### Material provided
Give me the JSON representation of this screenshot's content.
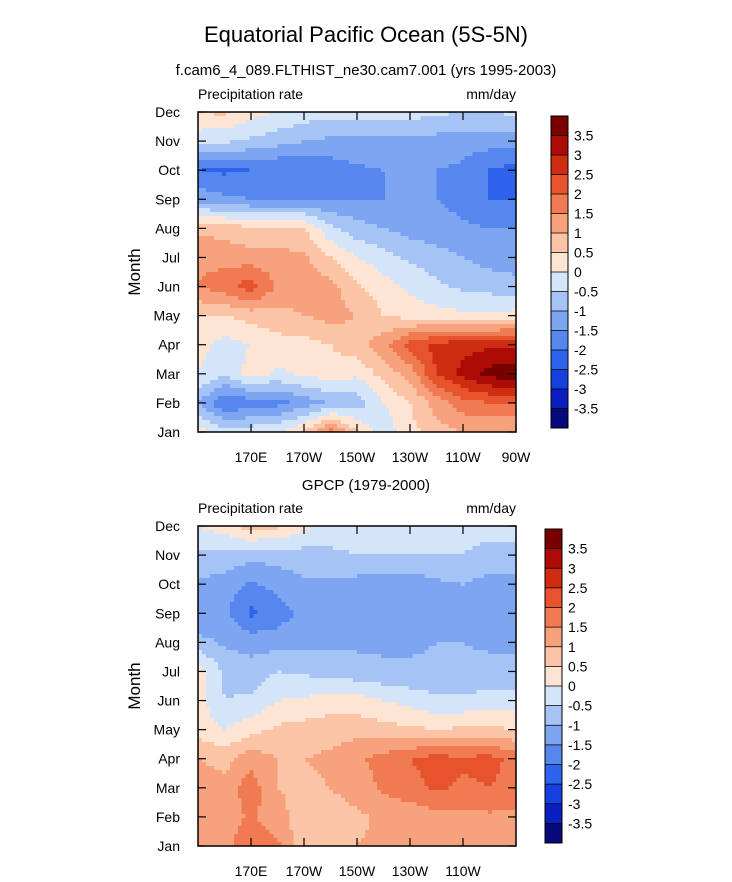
{
  "figure": {
    "title": "Equatorial Pacific Ocean (5S-5N)"
  },
  "colors": {
    "levels": [
      -3.5,
      -3,
      -2.5,
      -2,
      -1.5,
      -1,
      -0.5,
      0,
      0.5,
      1,
      1.5,
      2,
      2.5,
      3,
      3.5
    ],
    "palette": [
      "#08097a",
      "#0a1fbf",
      "#1540e0",
      "#2f63ec",
      "#5687ef",
      "#7ea5f2",
      "#a6c3f6",
      "#d4e5fa",
      "#fde4d3",
      "#fcc4a6",
      "#f7a17d",
      "#f07a52",
      "#e6532d",
      "#cf2d12",
      "#ad0c06",
      "#7a0000"
    ]
  },
  "chart_data": [
    {
      "type": "heatmap",
      "subtitle": "f.cam6_4_089.FLTHIST_ne30.cam7.001 (yrs 1995-2003)",
      "left_label": "Precipitation rate",
      "right_label": "mm/day",
      "xlabel": "",
      "ylabel": "Month",
      "xlim": [
        150,
        270
      ],
      "x_ticks": [
        170,
        190,
        210,
        230,
        250,
        270
      ],
      "x_tick_labels": [
        "170E",
        "170W",
        "150W",
        "130W",
        "110W",
        "90W"
      ],
      "y_tick_labels": [
        "Jan",
        "Feb",
        "Mar",
        "Apr",
        "May",
        "Jun",
        "Jul",
        "Aug",
        "Sep",
        "Oct",
        "Nov",
        "Dec"
      ],
      "x": [
        150,
        160,
        170,
        180,
        190,
        200,
        210,
        220,
        230,
        240,
        250,
        260,
        270
      ],
      "colorbar_labels": [
        "3.5",
        "3",
        "2.5",
        "2",
        "1.5",
        "1",
        "0.5",
        "0",
        "-0.5",
        "-1",
        "-1.5",
        "-2",
        "-2.5",
        "-3",
        "-3.5"
      ],
      "values": [
        [
          0.3,
          -0.3,
          -0.2,
          0.0,
          0.5,
          1.8,
          0.5,
          -0.3,
          0.3,
          0.8,
          1.0,
          1.0,
          1.0
        ],
        [
          -1.0,
          -2.0,
          -1.8,
          -1.7,
          -1.3,
          -1.0,
          -0.8,
          0.0,
          0.5,
          1.2,
          1.8,
          2.0,
          2.0
        ],
        [
          0.0,
          -0.4,
          0.2,
          -0.1,
          0.1,
          0.3,
          0.1,
          0.7,
          1.2,
          2.5,
          3.2,
          3.7,
          3.9
        ],
        [
          0.2,
          -0.2,
          0.0,
          0.3,
          0.3,
          0.5,
          0.8,
          1.3,
          2.2,
          2.7,
          2.8,
          2.9,
          2.9
        ],
        [
          0.5,
          0.5,
          0.7,
          0.8,
          1.0,
          1.2,
          1.0,
          0.5,
          0.3,
          0.2,
          0.1,
          0.1,
          0.2
        ],
        [
          1.5,
          1.8,
          2.3,
          1.4,
          1.3,
          1.2,
          0.6,
          0.2,
          -0.1,
          -0.4,
          -0.6,
          -0.7,
          -0.8
        ],
        [
          1.4,
          1.3,
          1.2,
          1.2,
          1.1,
          0.5,
          0.0,
          -0.3,
          -0.6,
          -0.8,
          -1.0,
          -1.2,
          -1.3
        ],
        [
          0.9,
          0.8,
          0.6,
          0.6,
          0.5,
          -0.4,
          -0.8,
          -1.0,
          -1.2,
          -1.3,
          -1.4,
          -1.5,
          -1.5
        ],
        [
          -1.2,
          -1.4,
          -1.5,
          -1.5,
          -1.5,
          -1.5,
          -1.5,
          -1.5,
          -1.5,
          -1.5,
          -1.7,
          -2.0,
          -2.0
        ],
        [
          -2.0,
          -2.1,
          -2.0,
          -2.0,
          -2.0,
          -1.8,
          -1.6,
          -1.5,
          -1.5,
          -1.5,
          -1.6,
          -2.0,
          -2.2
        ],
        [
          -0.3,
          -0.4,
          -0.6,
          -0.8,
          -1.0,
          -1.1,
          -1.1,
          -1.1,
          -1.1,
          -1.2,
          -1.3,
          -1.3,
          -1.3
        ],
        [
          0.5,
          0.6,
          0.2,
          0.0,
          -0.2,
          -0.3,
          -0.3,
          -0.3,
          -0.3,
          -0.4,
          -0.5,
          -0.5,
          -0.4
        ]
      ]
    },
    {
      "type": "heatmap",
      "subtitle": "GPCP (1979-2000)",
      "left_label": "Precipitation rate",
      "right_label": "mm/day",
      "xlabel": "",
      "ylabel": "Month",
      "xlim": [
        150,
        270
      ],
      "x_ticks": [
        170,
        190,
        210,
        230,
        250
      ],
      "x_tick_labels": [
        "170E",
        "170W",
        "150W",
        "130W",
        "110W"
      ],
      "y_tick_labels": [
        "Jan",
        "Feb",
        "Mar",
        "Apr",
        "May",
        "Jun",
        "Jul",
        "Aug",
        "Sep",
        "Oct",
        "Nov",
        "Dec"
      ],
      "x": [
        150,
        160,
        170,
        180,
        190,
        200,
        210,
        220,
        230,
        240,
        250,
        260,
        270
      ],
      "colorbar_labels": [
        "3.5",
        "3",
        "2.5",
        "2",
        "1.5",
        "1",
        "0.5",
        "0",
        "-0.5",
        "-1",
        "-1.5",
        "-2",
        "-2.5",
        "-3",
        "-3.5"
      ],
      "values": [
        [
          1.3,
          1.4,
          1.8,
          1.6,
          0.6,
          0.8,
          1.0,
          1.1,
          1.2,
          1.2,
          1.2,
          1.2,
          1.2
        ],
        [
          1.5,
          1.2,
          1.6,
          1.2,
          0.7,
          0.8,
          0.9,
          1.1,
          1.2,
          1.3,
          1.4,
          1.4,
          1.4
        ],
        [
          1.4,
          1.2,
          1.8,
          1.0,
          0.9,
          1.0,
          1.2,
          1.6,
          1.8,
          2.1,
          1.9,
          2.0,
          1.8
        ],
        [
          1.0,
          0.8,
          1.3,
          1.0,
          1.0,
          1.1,
          1.4,
          1.7,
          2.0,
          2.2,
          2.1,
          2.2,
          1.8
        ],
        [
          0.3,
          0.0,
          0.3,
          0.6,
          0.7,
          0.8,
          0.8,
          0.7,
          0.6,
          0.5,
          0.6,
          0.6,
          0.5
        ],
        [
          0.2,
          -0.5,
          -0.4,
          0.0,
          0.1,
          0.2,
          0.2,
          0.0,
          -0.2,
          -0.4,
          -0.4,
          -0.3,
          -0.3
        ],
        [
          0.3,
          -0.6,
          -0.8,
          -0.5,
          -0.6,
          -0.7,
          -0.8,
          -0.9,
          -0.9,
          -0.9,
          -0.9,
          -0.8,
          -0.8
        ],
        [
          -0.8,
          -1.1,
          -1.2,
          -1.2,
          -1.1,
          -1.1,
          -1.1,
          -1.1,
          -1.1,
          -1.0,
          -1.0,
          -1.1,
          -1.1
        ],
        [
          -1.5,
          -1.4,
          -2.1,
          -1.8,
          -1.3,
          -1.1,
          -1.3,
          -1.4,
          -1.4,
          -1.1,
          -1.0,
          -1.3,
          -1.4
        ],
        [
          -1.1,
          -1.2,
          -1.6,
          -1.3,
          -1.1,
          -1.1,
          -1.2,
          -1.3,
          -1.3,
          -1.1,
          -1.0,
          -1.2,
          -1.2
        ],
        [
          -0.6,
          -0.7,
          -0.8,
          -0.8,
          -0.7,
          -0.6,
          -0.5,
          -0.5,
          -0.5,
          -0.5,
          -0.5,
          -0.6,
          -0.6
        ],
        [
          0.0,
          0.3,
          0.8,
          0.6,
          0.1,
          -0.2,
          -0.2,
          -0.2,
          -0.3,
          -0.4,
          -0.4,
          -0.4,
          -0.4
        ]
      ]
    }
  ]
}
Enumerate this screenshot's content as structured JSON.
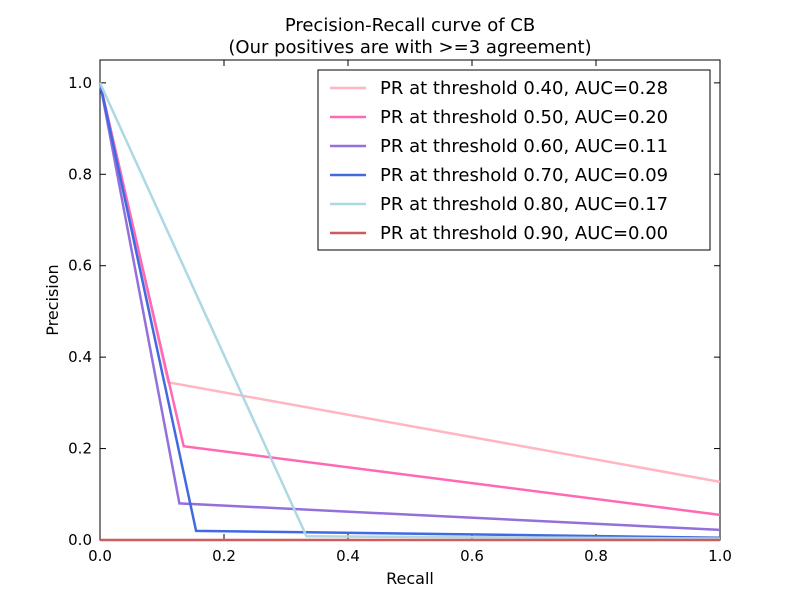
{
  "chart_data": {
    "type": "line",
    "title": "Precision-Recall curve of CB",
    "subtitle": "(Our positives are with >=3 agreement)",
    "xlabel": "Recall",
    "ylabel": "Precision",
    "xlim": [
      0.0,
      1.0
    ],
    "ylim": [
      0.0,
      1.05
    ],
    "x_ticks": [
      "0.0",
      "0.2",
      "0.4",
      "0.6",
      "0.8",
      "1.0"
    ],
    "y_ticks": [
      "0.0",
      "0.2",
      "0.4",
      "0.6",
      "0.8",
      "1.0"
    ],
    "grid": false,
    "legend_position": "top-right",
    "series": [
      {
        "name": "PR at threshold 0.40, AUC=0.28",
        "color": "#ffb6c1",
        "x": [
          0.0,
          0.11,
          1.0
        ],
        "y": [
          1.0,
          0.345,
          0.127
        ]
      },
      {
        "name": "PR at threshold 0.50, AUC=0.20",
        "color": "#ff69b4",
        "x": [
          0.0,
          0.135,
          1.0
        ],
        "y": [
          1.0,
          0.205,
          0.055
        ]
      },
      {
        "name": "PR at threshold 0.60, AUC=0.11",
        "color": "#9370db",
        "x": [
          0.0,
          0.128,
          1.0
        ],
        "y": [
          1.0,
          0.08,
          0.022
        ]
      },
      {
        "name": "PR at threshold 0.70, AUC=0.09",
        "color": "#4169e1",
        "x": [
          0.0,
          0.155,
          0.333,
          1.0
        ],
        "y": [
          1.0,
          0.02,
          0.017,
          0.005
        ]
      },
      {
        "name": "PR at threshold 0.80, AUC=0.17",
        "color": "#add8e6",
        "x": [
          0.0,
          0.333,
          1.0
        ],
        "y": [
          1.0,
          0.008,
          0.003
        ]
      },
      {
        "name": "PR at threshold 0.90, AUC=0.00",
        "color": "#cd5c5c",
        "x": [
          0.0,
          1.0
        ],
        "y": [
          0.0,
          0.0
        ]
      }
    ]
  }
}
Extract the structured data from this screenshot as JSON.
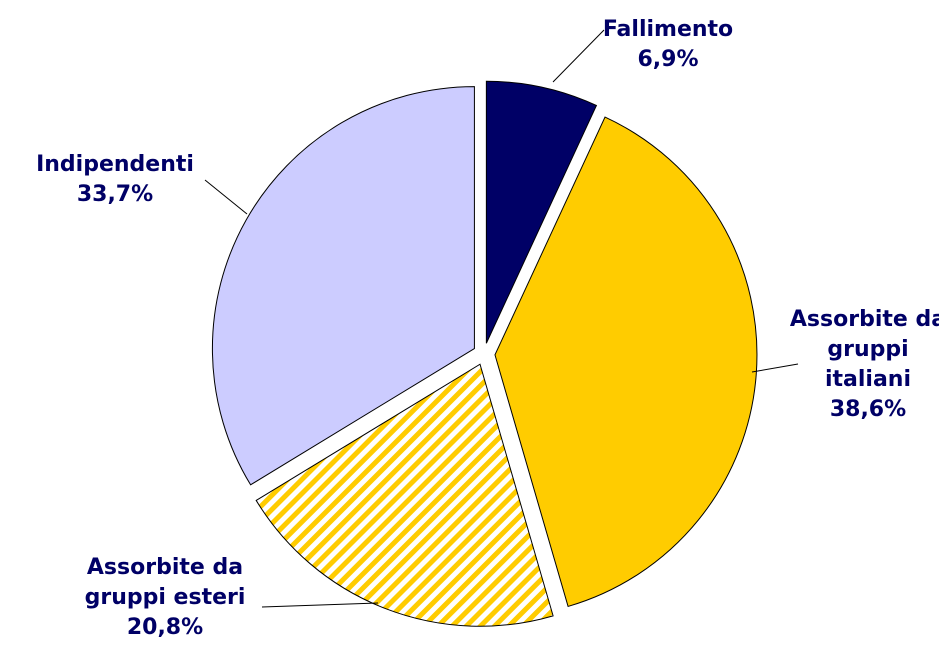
{
  "chart_data": {
    "type": "pie",
    "categories": [
      "Fallimento",
      "Assorbite da gruppi italiani",
      "Assorbite da gruppi esteri",
      "Indipendenti"
    ],
    "values": [
      6.9,
      38.6,
      20.8,
      33.7
    ],
    "value_labels": [
      "6,9%",
      "38,6%",
      "20,8%",
      "33,7%"
    ],
    "colors": [
      "#000066",
      "#ffcc00",
      "#ffcc00",
      "#ccccff"
    ],
    "hatched": [
      false,
      false,
      true,
      false
    ],
    "exploded": true
  }
}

### Work to complete
Above are the records. Copy exactly, and only, the lines from the line containing "Extract the structured" through the last one, omitting any pictures.

### Final result
Extract the structured data from this screenshot as JSON.
{
  "chart_data": {
    "type": "pie",
    "categories": [
      "Fallimento",
      "Assorbite da gruppi italiani",
      "Assorbite da gruppi esteri",
      "Indipendenti"
    ],
    "values": [
      6.9,
      38.6,
      20.8,
      33.7
    ],
    "value_labels": [
      "6,9%",
      "38,6%",
      "20,8%",
      "33,7%"
    ],
    "colors": [
      "#000066",
      "#ffcc00",
      "#ffcc00",
      "#ccccff"
    ],
    "hatched": [
      false,
      false,
      true,
      false
    ],
    "exploded": true
  }
}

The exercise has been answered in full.